• [MATERIAL TO PROCESS]:
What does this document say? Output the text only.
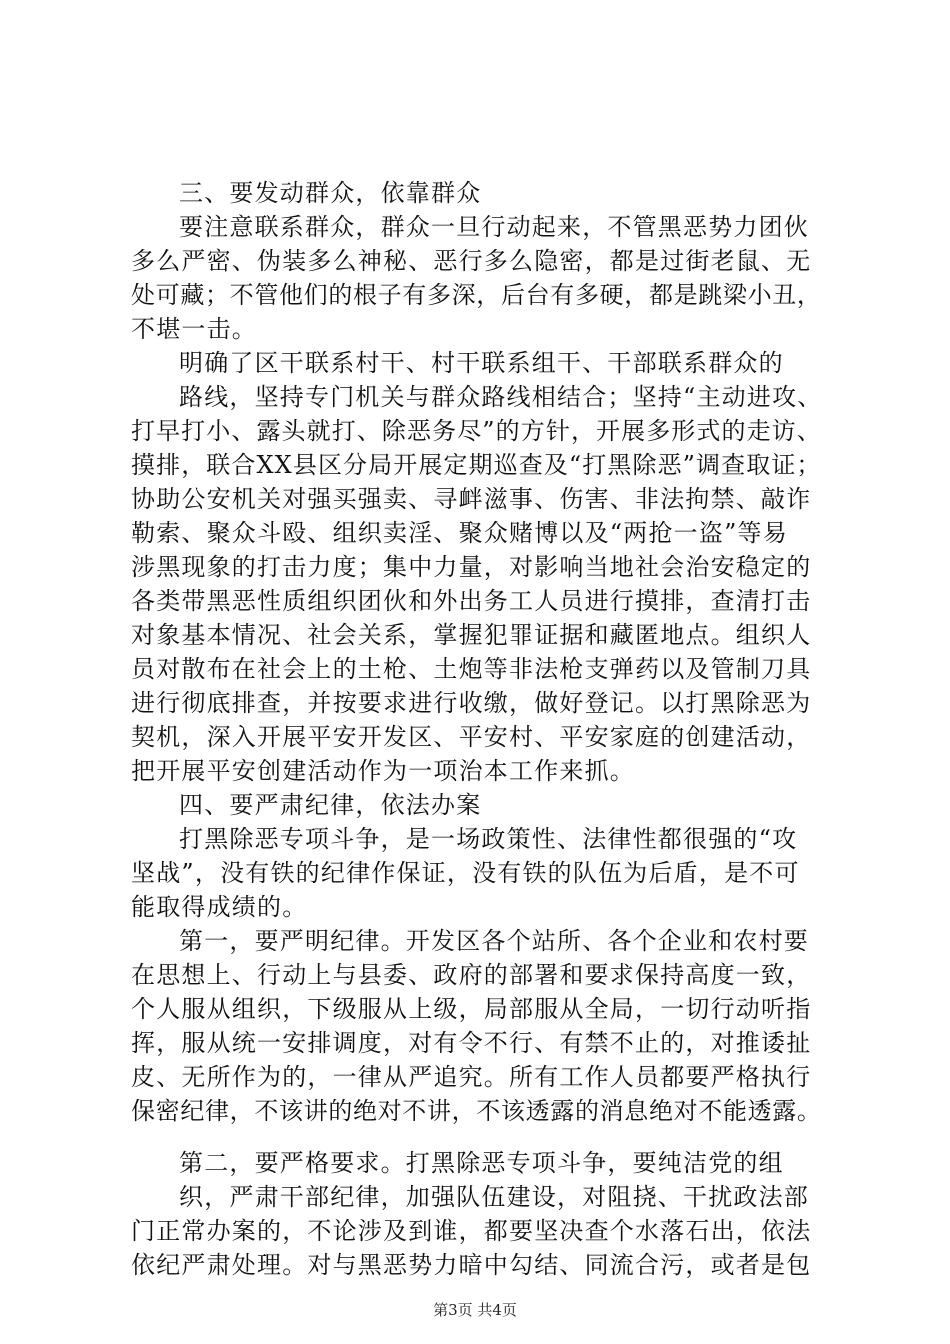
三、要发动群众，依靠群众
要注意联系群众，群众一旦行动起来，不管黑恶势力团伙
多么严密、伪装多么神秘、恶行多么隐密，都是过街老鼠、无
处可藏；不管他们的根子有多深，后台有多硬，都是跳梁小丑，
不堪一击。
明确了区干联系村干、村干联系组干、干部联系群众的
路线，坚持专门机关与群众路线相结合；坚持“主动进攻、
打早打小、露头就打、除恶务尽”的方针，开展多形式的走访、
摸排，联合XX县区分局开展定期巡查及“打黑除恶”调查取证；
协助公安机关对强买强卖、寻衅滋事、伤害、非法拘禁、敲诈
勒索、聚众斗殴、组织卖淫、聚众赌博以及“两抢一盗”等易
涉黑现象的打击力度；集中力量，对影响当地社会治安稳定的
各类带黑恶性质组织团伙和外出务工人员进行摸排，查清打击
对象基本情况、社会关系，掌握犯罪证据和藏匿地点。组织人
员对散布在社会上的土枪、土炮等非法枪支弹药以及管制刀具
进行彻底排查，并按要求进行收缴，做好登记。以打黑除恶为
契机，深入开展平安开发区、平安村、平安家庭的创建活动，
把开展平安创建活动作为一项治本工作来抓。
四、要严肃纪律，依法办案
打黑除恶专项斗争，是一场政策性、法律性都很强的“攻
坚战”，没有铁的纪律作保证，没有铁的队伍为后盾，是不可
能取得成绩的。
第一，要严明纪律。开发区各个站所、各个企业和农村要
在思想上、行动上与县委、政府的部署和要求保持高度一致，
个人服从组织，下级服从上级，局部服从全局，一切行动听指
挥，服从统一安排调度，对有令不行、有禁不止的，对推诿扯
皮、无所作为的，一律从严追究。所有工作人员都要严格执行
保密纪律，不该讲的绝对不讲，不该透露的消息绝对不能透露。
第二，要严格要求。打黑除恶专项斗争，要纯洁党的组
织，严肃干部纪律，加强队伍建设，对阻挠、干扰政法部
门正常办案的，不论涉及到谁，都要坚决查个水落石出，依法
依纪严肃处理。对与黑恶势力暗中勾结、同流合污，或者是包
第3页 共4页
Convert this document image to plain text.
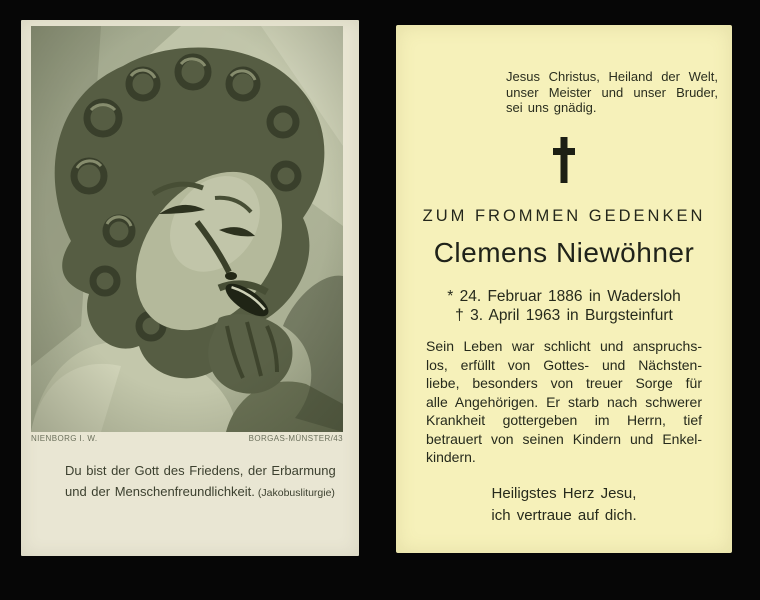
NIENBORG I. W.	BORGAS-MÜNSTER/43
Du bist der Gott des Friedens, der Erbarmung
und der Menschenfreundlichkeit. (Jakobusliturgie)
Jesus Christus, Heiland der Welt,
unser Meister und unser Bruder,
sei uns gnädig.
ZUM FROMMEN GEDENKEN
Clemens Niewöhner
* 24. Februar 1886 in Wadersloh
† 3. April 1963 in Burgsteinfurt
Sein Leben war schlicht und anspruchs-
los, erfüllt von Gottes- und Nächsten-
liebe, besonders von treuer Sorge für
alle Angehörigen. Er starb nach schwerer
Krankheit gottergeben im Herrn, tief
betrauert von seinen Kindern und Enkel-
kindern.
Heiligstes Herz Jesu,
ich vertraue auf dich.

...

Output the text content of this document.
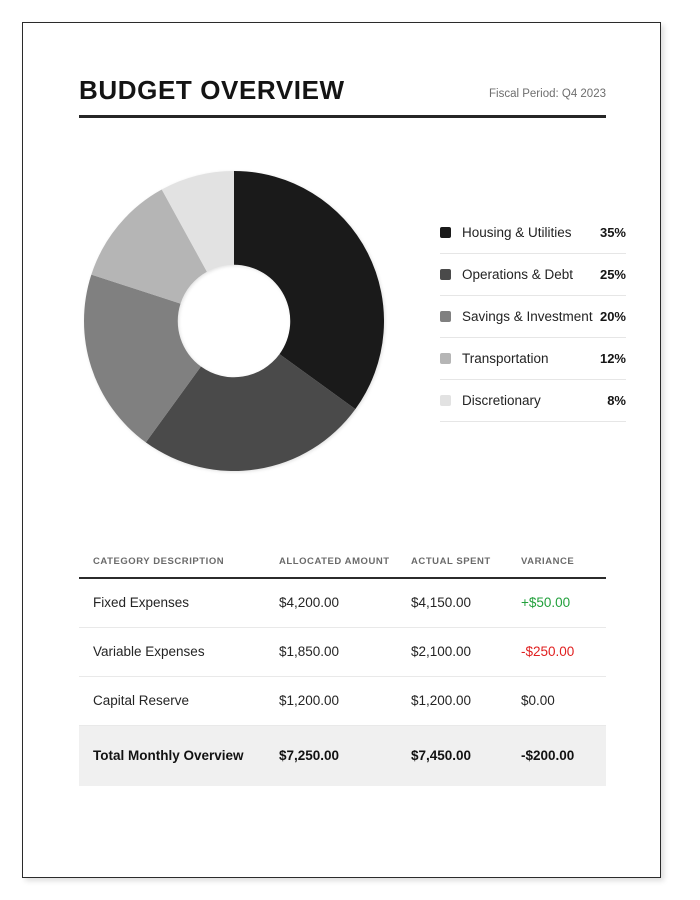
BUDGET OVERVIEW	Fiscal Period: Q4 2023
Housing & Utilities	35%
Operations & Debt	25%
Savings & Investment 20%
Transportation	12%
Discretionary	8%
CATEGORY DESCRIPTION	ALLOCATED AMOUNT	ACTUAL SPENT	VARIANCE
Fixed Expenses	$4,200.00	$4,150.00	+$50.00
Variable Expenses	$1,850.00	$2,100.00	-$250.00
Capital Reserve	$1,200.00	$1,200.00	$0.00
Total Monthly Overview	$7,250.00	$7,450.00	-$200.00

• [DO THIS]: Select every line of the material above holding the word "text" and copy it.

• [EXPECTED ANSWER]:
What does this document say? Output the text only.
Convert this document image to plain text.
Output the text content of this document.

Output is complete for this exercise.